**The task**
Read through the data and report every line in which the word "icon" occurs.

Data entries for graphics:
★ ★ ★ ★ ★

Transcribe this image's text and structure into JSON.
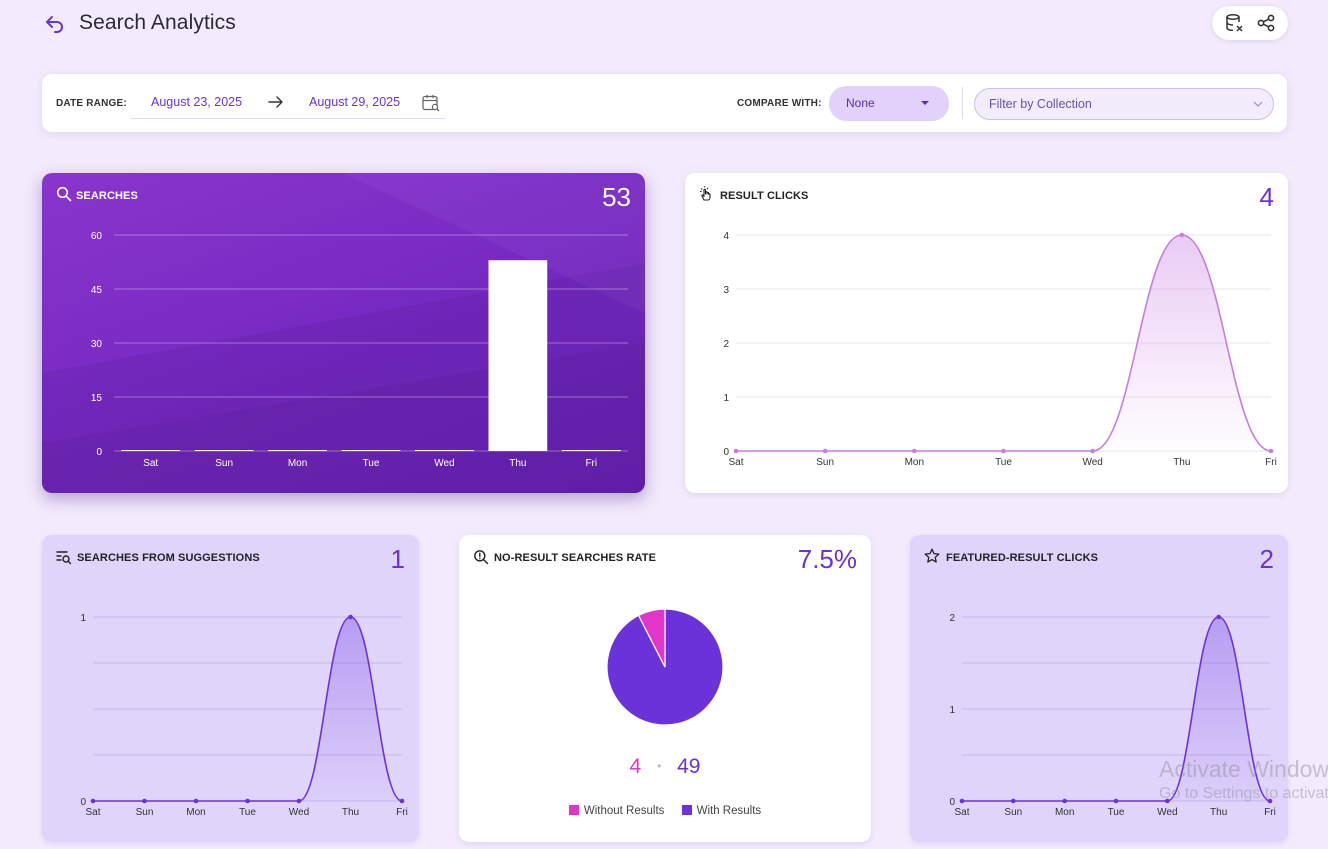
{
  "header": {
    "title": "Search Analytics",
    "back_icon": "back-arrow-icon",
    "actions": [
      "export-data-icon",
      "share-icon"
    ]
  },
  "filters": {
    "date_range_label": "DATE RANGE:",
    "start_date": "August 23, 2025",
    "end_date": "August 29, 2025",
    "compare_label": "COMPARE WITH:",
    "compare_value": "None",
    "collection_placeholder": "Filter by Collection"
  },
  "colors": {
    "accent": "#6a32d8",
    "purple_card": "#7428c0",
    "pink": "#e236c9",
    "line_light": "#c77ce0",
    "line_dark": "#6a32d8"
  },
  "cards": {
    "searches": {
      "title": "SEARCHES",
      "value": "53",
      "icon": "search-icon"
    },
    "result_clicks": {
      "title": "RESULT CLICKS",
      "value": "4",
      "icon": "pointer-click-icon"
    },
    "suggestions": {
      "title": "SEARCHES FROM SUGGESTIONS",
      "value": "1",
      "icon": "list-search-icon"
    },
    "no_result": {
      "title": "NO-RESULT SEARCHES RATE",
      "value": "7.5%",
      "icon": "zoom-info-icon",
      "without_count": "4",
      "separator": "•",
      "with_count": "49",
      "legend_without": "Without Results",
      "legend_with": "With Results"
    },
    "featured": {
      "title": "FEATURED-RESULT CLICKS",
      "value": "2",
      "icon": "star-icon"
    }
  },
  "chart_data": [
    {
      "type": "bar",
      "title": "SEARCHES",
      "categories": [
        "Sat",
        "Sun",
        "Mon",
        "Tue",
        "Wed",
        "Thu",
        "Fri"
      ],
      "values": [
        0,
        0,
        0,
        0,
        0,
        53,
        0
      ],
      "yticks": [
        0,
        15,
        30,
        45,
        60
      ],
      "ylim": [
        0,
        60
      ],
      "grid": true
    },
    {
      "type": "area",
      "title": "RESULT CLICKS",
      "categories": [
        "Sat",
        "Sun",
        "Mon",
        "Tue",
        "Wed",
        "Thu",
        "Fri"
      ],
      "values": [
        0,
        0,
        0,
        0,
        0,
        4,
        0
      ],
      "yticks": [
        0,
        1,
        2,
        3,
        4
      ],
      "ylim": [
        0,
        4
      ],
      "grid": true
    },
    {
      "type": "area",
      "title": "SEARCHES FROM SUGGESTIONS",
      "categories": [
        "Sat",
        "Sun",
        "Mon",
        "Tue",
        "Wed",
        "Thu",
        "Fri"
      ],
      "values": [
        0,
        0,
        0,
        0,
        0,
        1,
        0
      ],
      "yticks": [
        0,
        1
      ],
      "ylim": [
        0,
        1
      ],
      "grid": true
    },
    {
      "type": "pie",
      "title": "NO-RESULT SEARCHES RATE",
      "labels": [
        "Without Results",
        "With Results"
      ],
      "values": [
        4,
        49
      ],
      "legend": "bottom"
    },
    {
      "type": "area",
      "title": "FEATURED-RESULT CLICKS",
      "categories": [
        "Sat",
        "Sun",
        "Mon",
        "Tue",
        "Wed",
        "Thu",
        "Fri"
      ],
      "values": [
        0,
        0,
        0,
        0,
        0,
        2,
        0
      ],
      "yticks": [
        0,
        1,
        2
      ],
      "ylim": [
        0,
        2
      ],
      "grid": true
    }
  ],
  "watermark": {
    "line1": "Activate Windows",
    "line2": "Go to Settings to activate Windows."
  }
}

★ ★ ★ ★ ★

**Exercise solution**
    "back_icon": "back-arrow-icon",
      "export-data-icon",
      "share-icon"
      "icon": "search-icon"
      "icon": "pointer-click-icon"
      "icon": "list-search-icon"
      "icon": "zoom-info-icon",
      "icon": "star-icon"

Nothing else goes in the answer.